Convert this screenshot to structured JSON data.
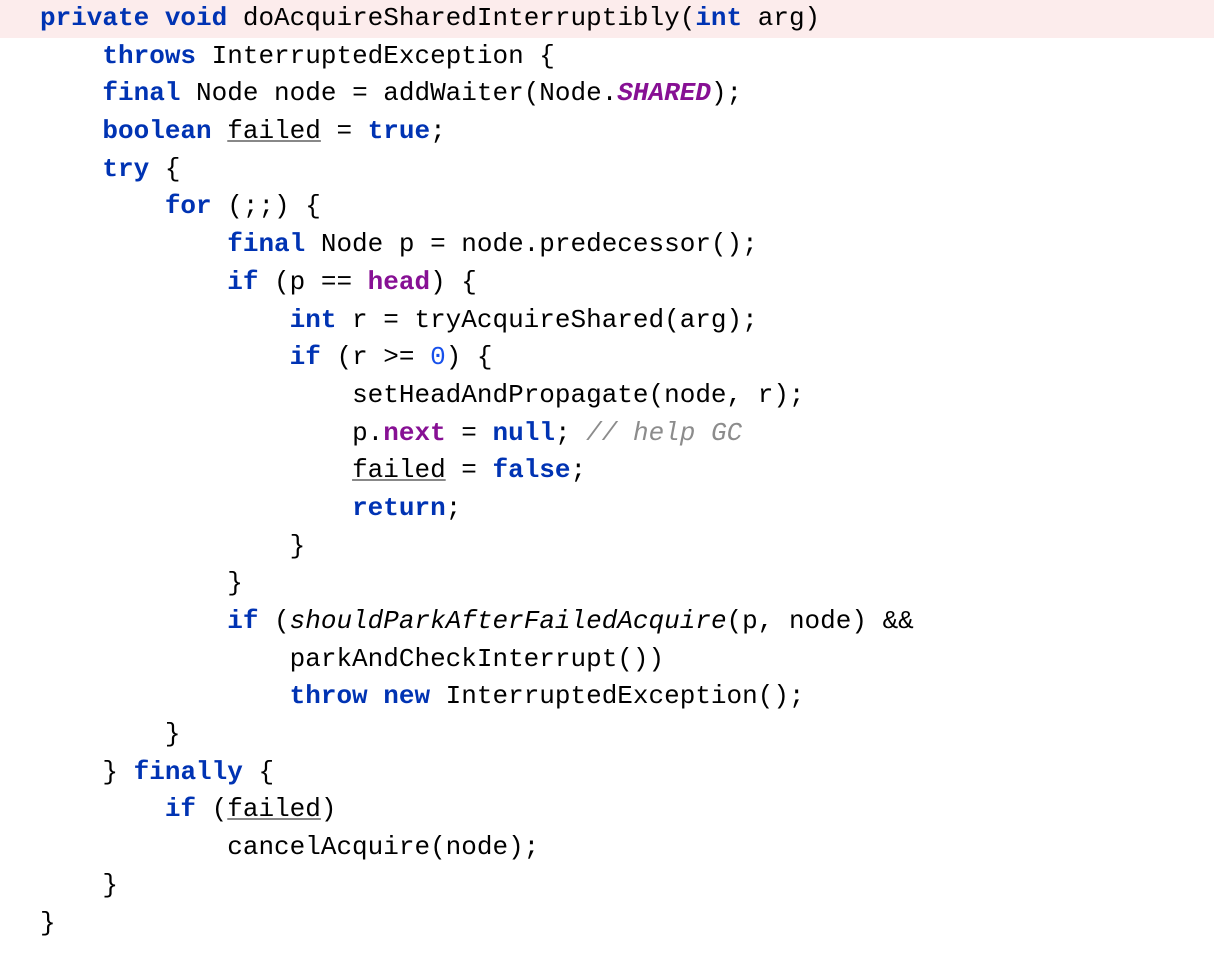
{
  "code": {
    "lines": [
      {
        "highlighted": true,
        "indent": 0,
        "segments": [
          {
            "text": "private",
            "cls": "keyword"
          },
          {
            "text": " ",
            "cls": ""
          },
          {
            "text": "void",
            "cls": "keyword"
          },
          {
            "text": " doAcquireSharedInterruptibly(",
            "cls": ""
          },
          {
            "text": "int",
            "cls": "keyword"
          },
          {
            "text": " arg)",
            "cls": ""
          }
        ]
      },
      {
        "indent": 2,
        "segments": [
          {
            "text": "throws",
            "cls": "keyword"
          },
          {
            "text": " InterruptedException {",
            "cls": ""
          }
        ]
      },
      {
        "indent": 2,
        "segments": [
          {
            "text": "final",
            "cls": "keyword"
          },
          {
            "text": " Node node = addWaiter(Node.",
            "cls": ""
          },
          {
            "text": "SHARED",
            "cls": "static-field"
          },
          {
            "text": ");",
            "cls": ""
          }
        ]
      },
      {
        "indent": 2,
        "segments": [
          {
            "text": "boolean",
            "cls": "keyword"
          },
          {
            "text": " ",
            "cls": ""
          },
          {
            "text": "failed",
            "cls": "underline"
          },
          {
            "text": " = ",
            "cls": ""
          },
          {
            "text": "true",
            "cls": "keyword"
          },
          {
            "text": ";",
            "cls": ""
          }
        ]
      },
      {
        "indent": 2,
        "segments": [
          {
            "text": "try",
            "cls": "keyword"
          },
          {
            "text": " {",
            "cls": ""
          }
        ]
      },
      {
        "indent": 4,
        "segments": [
          {
            "text": "for",
            "cls": "keyword"
          },
          {
            "text": " (;;) {",
            "cls": ""
          }
        ]
      },
      {
        "indent": 6,
        "segments": [
          {
            "text": "final",
            "cls": "keyword"
          },
          {
            "text": " Node p = node.predecessor();",
            "cls": ""
          }
        ]
      },
      {
        "indent": 6,
        "segments": [
          {
            "text": "if",
            "cls": "keyword"
          },
          {
            "text": " (p == ",
            "cls": ""
          },
          {
            "text": "head",
            "cls": "field-bold"
          },
          {
            "text": ") {",
            "cls": ""
          }
        ]
      },
      {
        "indent": 8,
        "segments": [
          {
            "text": "int",
            "cls": "keyword"
          },
          {
            "text": " r = tryAcquireShared(arg);",
            "cls": ""
          }
        ]
      },
      {
        "indent": 8,
        "segments": [
          {
            "text": "if",
            "cls": "keyword"
          },
          {
            "text": " (r >= ",
            "cls": ""
          },
          {
            "text": "0",
            "cls": "number"
          },
          {
            "text": ") {",
            "cls": ""
          }
        ]
      },
      {
        "indent": 10,
        "segments": [
          {
            "text": "setHeadAndPropagate(node, r);",
            "cls": ""
          }
        ]
      },
      {
        "indent": 10,
        "segments": [
          {
            "text": "p.",
            "cls": ""
          },
          {
            "text": "next",
            "cls": "field-bold"
          },
          {
            "text": " = ",
            "cls": ""
          },
          {
            "text": "null",
            "cls": "keyword"
          },
          {
            "text": "; ",
            "cls": ""
          },
          {
            "text": "// help GC",
            "cls": "comment"
          }
        ]
      },
      {
        "indent": 10,
        "segments": [
          {
            "text": "failed",
            "cls": "underline"
          },
          {
            "text": " = ",
            "cls": ""
          },
          {
            "text": "false",
            "cls": "keyword"
          },
          {
            "text": ";",
            "cls": ""
          }
        ]
      },
      {
        "indent": 10,
        "segments": [
          {
            "text": "return",
            "cls": "keyword"
          },
          {
            "text": ";",
            "cls": ""
          }
        ]
      },
      {
        "indent": 8,
        "segments": [
          {
            "text": "}",
            "cls": ""
          }
        ]
      },
      {
        "indent": 6,
        "segments": [
          {
            "text": "}",
            "cls": ""
          }
        ]
      },
      {
        "indent": 6,
        "segments": [
          {
            "text": "if",
            "cls": "keyword"
          },
          {
            "text": " (",
            "cls": ""
          },
          {
            "text": "shouldParkAfterFailedAcquire",
            "cls": "static-method"
          },
          {
            "text": "(p, node) &&",
            "cls": ""
          }
        ]
      },
      {
        "indent": 8,
        "segments": [
          {
            "text": "parkAndCheckInterrupt())",
            "cls": ""
          }
        ]
      },
      {
        "indent": 8,
        "segments": [
          {
            "text": "throw",
            "cls": "keyword"
          },
          {
            "text": " ",
            "cls": ""
          },
          {
            "text": "new",
            "cls": "keyword"
          },
          {
            "text": " InterruptedException();",
            "cls": ""
          }
        ]
      },
      {
        "indent": 4,
        "segments": [
          {
            "text": "}",
            "cls": ""
          }
        ]
      },
      {
        "indent": 2,
        "segments": [
          {
            "text": "} ",
            "cls": ""
          },
          {
            "text": "finally",
            "cls": "keyword"
          },
          {
            "text": " {",
            "cls": ""
          }
        ]
      },
      {
        "indent": 4,
        "segments": [
          {
            "text": "if",
            "cls": "keyword"
          },
          {
            "text": " (",
            "cls": ""
          },
          {
            "text": "failed",
            "cls": "underline"
          },
          {
            "text": ")",
            "cls": ""
          }
        ]
      },
      {
        "indent": 6,
        "segments": [
          {
            "text": "cancelAcquire(node);",
            "cls": ""
          }
        ]
      },
      {
        "indent": 2,
        "segments": [
          {
            "text": "}",
            "cls": ""
          }
        ]
      },
      {
        "indent": 0,
        "segments": [
          {
            "text": "}",
            "cls": ""
          }
        ]
      }
    ]
  }
}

::::::::::

* [WHAT IS NEEDED]: Determine the number of lines containing "InterruptedException". Write only that number.

* [FULL OUTPUT]: 2